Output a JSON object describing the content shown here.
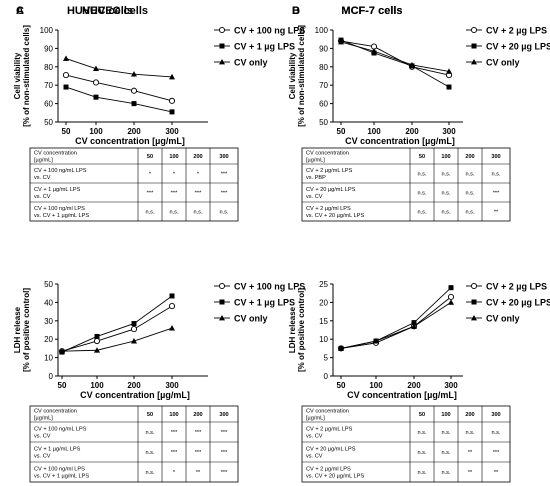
{
  "panels": [
    {
      "letter": "A",
      "table": {
        "header": [
          "CV concentration\n[µg/mL]",
          "50",
          "100",
          "200",
          "300"
        ],
        "rows": [
          [
            "CV + 100 ng/mL LPS\nvs. CV",
            "*",
            "*",
            "*",
            "***"
          ],
          [
            "CV + 1 µg/mL LPS\nvs. CV",
            "***",
            "***",
            "***",
            "***"
          ],
          [
            "CV + 100 ng/ml LPS\nvs. CV + 1 µg/mL LPS",
            "n.s.",
            "n.s.",
            "n.s.",
            "n.s."
          ]
        ]
      }
    },
    {
      "letter": "B",
      "table": {
        "header": [
          "CV concentration\n[µg/mL]",
          "50",
          "100",
          "200",
          "300"
        ],
        "rows": [
          [
            "CV + 2 µg/mL LPS\nvs. PBP",
            "n.s.",
            "n.s.",
            "n.s.",
            "n.s."
          ],
          [
            "CV + 20 µg/mL LPS\nvs. CV",
            "n.s.",
            "n.s.",
            "n.s.",
            "***"
          ],
          [
            "CV + 2 µg/ml LPS\nvs. CV + 20 µg/mL LPS",
            "n.s.",
            "n.s.",
            "n.s.",
            "**"
          ]
        ]
      }
    },
    {
      "letter": "C",
      "table": {
        "header": [
          "CV concentration\n[µg/mL]",
          "50",
          "100",
          "200",
          "300"
        ],
        "rows": [
          [
            "CV + 100 ng/mL LPS\nvs. CV",
            "n.s.",
            "***",
            "***",
            "***"
          ],
          [
            "CV + 1 µg/mL LPS\nvs. CV",
            "n.s.",
            "***",
            "***",
            "***"
          ],
          [
            "CV + 100 ng/ml LPS\nvs. CV + 1 µg/mL LPS",
            "n.s.",
            "*",
            "**",
            "***"
          ]
        ]
      }
    },
    {
      "letter": "D",
      "table": {
        "header": [
          "CV concentration\n[µg/mL]",
          "50",
          "100",
          "200",
          "300"
        ],
        "rows": [
          [
            "CV + 2 µg/mL LPS\nvs. CV",
            "n.s.",
            "n.s.",
            "n.s.",
            "n.s."
          ],
          [
            "CV + 20 µg/mL LPS\nvs. CV",
            "n.s.",
            "n.s.",
            "**",
            "***"
          ],
          [
            "CV + 2 µg/ml LPS\nvs. CV + 20 µg/mL LPS",
            "n.s.",
            "n.s.",
            "**",
            "**"
          ]
        ]
      }
    }
  ],
  "chart_data": [
    {
      "type": "line",
      "title": "HUVEC cells",
      "xlabel": "CV  concentration [µg/mL]",
      "ylabel": [
        "Cell viability",
        "[% of non-stimulated cells]"
      ],
      "categories": [
        "50",
        "100",
        "200",
        "300"
      ],
      "ylim": [
        50,
        100
      ],
      "yticks": [
        50,
        60,
        70,
        80,
        90,
        100
      ],
      "legend_position": "right",
      "series": [
        {
          "name": "CV + 100 ng LPS",
          "marker": "open-circle",
          "values": [
            75.5,
            71.5,
            67,
            61.5
          ]
        },
        {
          "name": "CV + 1 µg LPS",
          "marker": "filled-square",
          "values": [
            69,
            63.5,
            60,
            55.5
          ]
        },
        {
          "name": "CV only",
          "marker": "filled-triangle",
          "values": [
            84.5,
            79,
            76,
            74.5
          ]
        }
      ]
    },
    {
      "type": "line",
      "title": "MCF-7 cells",
      "xlabel": "CV  concentration [µg/mL]",
      "ylabel": [
        "Cell viability",
        "[% of non-stimulated cells]"
      ],
      "categories": [
        "50",
        "100",
        "200",
        "300"
      ],
      "ylim": [
        50,
        100
      ],
      "yticks": [
        50,
        60,
        70,
        80,
        90,
        100
      ],
      "legend_position": "right",
      "series": [
        {
          "name": "CV + 2 µg LPS",
          "marker": "open-circle",
          "values": [
            94,
            91,
            80,
            75.5
          ]
        },
        {
          "name": "CV + 20 µg LPS",
          "marker": "filled-square",
          "values": [
            94.5,
            87.5,
            80.5,
            69
          ]
        },
        {
          "name": "CV only",
          "marker": "filled-triangle",
          "values": [
            93.5,
            88.5,
            81,
            77.5
          ]
        }
      ]
    },
    {
      "type": "line",
      "title": "HUVEC cells",
      "xlabel": "CV concentration [µg/mL]",
      "ylabel": [
        "LDH release",
        "[% of positive control]"
      ],
      "categories": [
        "50",
        "100",
        "200",
        "300"
      ],
      "ylim": [
        0,
        50
      ],
      "yticks": [
        0,
        10,
        20,
        30,
        40,
        50
      ],
      "legend_position": "right",
      "series": [
        {
          "name": "CV + 100 ng LPS",
          "marker": "open-circle",
          "values": [
            13.5,
            19,
            25.5,
            38
          ]
        },
        {
          "name": "CV + 1 µg LPS",
          "marker": "filled-square",
          "values": [
            13,
            21.5,
            28.5,
            43.5
          ]
        },
        {
          "name": "CV only",
          "marker": "filled-triangle",
          "values": [
            13.5,
            14,
            19,
            26
          ]
        }
      ]
    },
    {
      "type": "line",
      "title": "MCF-7 cells",
      "xlabel": "CV concentration [µg/mL]",
      "ylabel": [
        "LDH release",
        "[% of positive control]"
      ],
      "categories": [
        "50",
        "100",
        "200",
        "300"
      ],
      "ylim": [
        0,
        25
      ],
      "yticks": [
        0,
        5,
        10,
        15,
        20,
        25
      ],
      "legend_position": "right",
      "series": [
        {
          "name": "CV + 2 µg LPS",
          "marker": "open-circle",
          "values": [
            7.5,
            9,
            13.5,
            21.5
          ]
        },
        {
          "name": "CV + 20 µg LPS",
          "marker": "filled-square",
          "values": [
            7.5,
            9.5,
            14.5,
            24
          ]
        },
        {
          "name": "CV only",
          "marker": "filled-triangle",
          "values": [
            7.5,
            9.5,
            13.5,
            20
          ]
        }
      ]
    }
  ]
}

────────

=== TASK ITEM ===
When copying the records above, please match them exactly but leave out all pictures.

=== RESPONSE BELOW ===
Output a JSON object describing the content shown here.
{
  "panels": [
    {
      "letter": "A",
      "table": {
        "header": [
          "CV concentration\n[µg/mL]",
          "50",
          "100",
          "200",
          "300"
        ],
        "rows": [
          [
            "CV + 100 ng/mL LPS\nvs. CV",
            "*",
            "*",
            "*",
            "***"
          ],
          [
            "CV + 1 µg/mL LPS\nvs. CV",
            "***",
            "***",
            "***",
            "***"
          ],
          [
            "CV + 100 ng/ml LPS\nvs. CV + 1 µg/mL LPS",
            "n.s.",
            "n.s.",
            "n.s.",
            "n.s."
          ]
        ]
      }
    },
    {
      "letter": "B",
      "table": {
        "header": [
          "CV concentration\n[µg/mL]",
          "50",
          "100",
          "200",
          "300"
        ],
        "rows": [
          [
            "CV + 2 µg/mL LPS\nvs. PBP",
            "n.s.",
            "n.s.",
            "n.s.",
            "n.s."
          ],
          [
            "CV + 20 µg/mL LPS\nvs. CV",
            "n.s.",
            "n.s.",
            "n.s.",
            "***"
          ],
          [
            "CV + 2 µg/ml LPS\nvs. CV + 20 µg/mL LPS",
            "n.s.",
            "n.s.",
            "n.s.",
            "**"
          ]
        ]
      }
    },
    {
      "letter": "C",
      "table": {
        "header": [
          "CV concentration\n[µg/mL]",
          "50",
          "100",
          "200",
          "300"
        ],
        "rows": [
          [
            "CV + 100 ng/mL LPS\nvs. CV",
            "n.s.",
            "***",
            "***",
            "***"
          ],
          [
            "CV + 1 µg/mL LPS\nvs. CV",
            "n.s.",
            "***",
            "***",
            "***"
          ],
          [
            "CV + 100 ng/ml LPS\nvs. CV + 1 µg/mL LPS",
            "n.s.",
            "*",
            "**",
            "***"
          ]
        ]
      }
    },
    {
      "letter": "D",
      "table": {
        "header": [
          "CV concentration\n[µg/mL]",
          "50",
          "100",
          "200",
          "300"
        ],
        "rows": [
          [
            "CV + 2 µg/mL LPS\nvs. CV",
            "n.s.",
            "n.s.",
            "n.s.",
            "n.s."
          ],
          [
            "CV + 20 µg/mL LPS\nvs. CV",
            "n.s.",
            "n.s.",
            "**",
            "***"
          ],
          [
            "CV + 2 µg/ml LPS\nvs. CV + 20 µg/mL LPS",
            "n.s.",
            "n.s.",
            "**",
            "**"
          ]
        ]
      }
    }
  ],
  "chart_data": [
    {
      "type": "line",
      "title": "HUVEC cells",
      "xlabel": "CV  concentration [µg/mL]",
      "ylabel": [
        "Cell viability",
        "[% of non-stimulated cells]"
      ],
      "categories": [
        "50",
        "100",
        "200",
        "300"
      ],
      "ylim": [
        50,
        100
      ],
      "yticks": [
        50,
        60,
        70,
        80,
        90,
        100
      ],
      "legend_position": "right",
      "series": [
        {
          "name": "CV + 100 ng LPS",
          "marker": "open-circle",
          "values": [
            75.5,
            71.5,
            67,
            61.5
          ]
        },
        {
          "name": "CV + 1 µg LPS",
          "marker": "filled-square",
          "values": [
            69,
            63.5,
            60,
            55.5
          ]
        },
        {
          "name": "CV only",
          "marker": "filled-triangle",
          "values": [
            84.5,
            79,
            76,
            74.5
          ]
        }
      ]
    },
    {
      "type": "line",
      "title": "MCF-7 cells",
      "xlabel": "CV  concentration [µg/mL]",
      "ylabel": [
        "Cell viability",
        "[% of non-stimulated cells]"
      ],
      "categories": [
        "50",
        "100",
        "200",
        "300"
      ],
      "ylim": [
        50,
        100
      ],
      "yticks": [
        50,
        60,
        70,
        80,
        90,
        100
      ],
      "legend_position": "right",
      "series": [
        {
          "name": "CV + 2 µg LPS",
          "marker": "open-circle",
          "values": [
            94,
            91,
            80,
            75.5
          ]
        },
        {
          "name": "CV + 20 µg LPS",
          "marker": "filled-square",
          "values": [
            94.5,
            87.5,
            80.5,
            69
          ]
        },
        {
          "name": "CV only",
          "marker": "filled-triangle",
          "values": [
            93.5,
            88.5,
            81,
            77.5
          ]
        }
      ]
    },
    {
      "type": "line",
      "title": "HUVEC cells",
      "xlabel": "CV concentration [µg/mL]",
      "ylabel": [
        "LDH release",
        "[% of positive control]"
      ],
      "categories": [
        "50",
        "100",
        "200",
        "300"
      ],
      "ylim": [
        0,
        50
      ],
      "yticks": [
        0,
        10,
        20,
        30,
        40,
        50
      ],
      "legend_position": "right",
      "series": [
        {
          "name": "CV + 100 ng LPS",
          "marker": "open-circle",
          "values": [
            13.5,
            19,
            25.5,
            38
          ]
        },
        {
          "name": "CV + 1 µg LPS",
          "marker": "filled-square",
          "values": [
            13,
            21.5,
            28.5,
            43.5
          ]
        },
        {
          "name": "CV only",
          "marker": "filled-triangle",
          "values": [
            13.5,
            14,
            19,
            26
          ]
        }
      ]
    },
    {
      "type": "line",
      "title": "MCF-7 cells",
      "xlabel": "CV concentration [µg/mL]",
      "ylabel": [
        "LDH release",
        "[% of positive control]"
      ],
      "categories": [
        "50",
        "100",
        "200",
        "300"
      ],
      "ylim": [
        0,
        25
      ],
      "yticks": [
        0,
        5,
        10,
        15,
        20,
        25
      ],
      "legend_position": "right",
      "series": [
        {
          "name": "CV + 2 µg LPS",
          "marker": "open-circle",
          "values": [
            7.5,
            9,
            13.5,
            21.5
          ]
        },
        {
          "name": "CV + 20 µg LPS",
          "marker": "filled-square",
          "values": [
            7.5,
            9.5,
            14.5,
            24
          ]
        },
        {
          "name": "CV only",
          "marker": "filled-triangle",
          "values": [
            7.5,
            9.5,
            13.5,
            20
          ]
        }
      ]
    }
  ]
}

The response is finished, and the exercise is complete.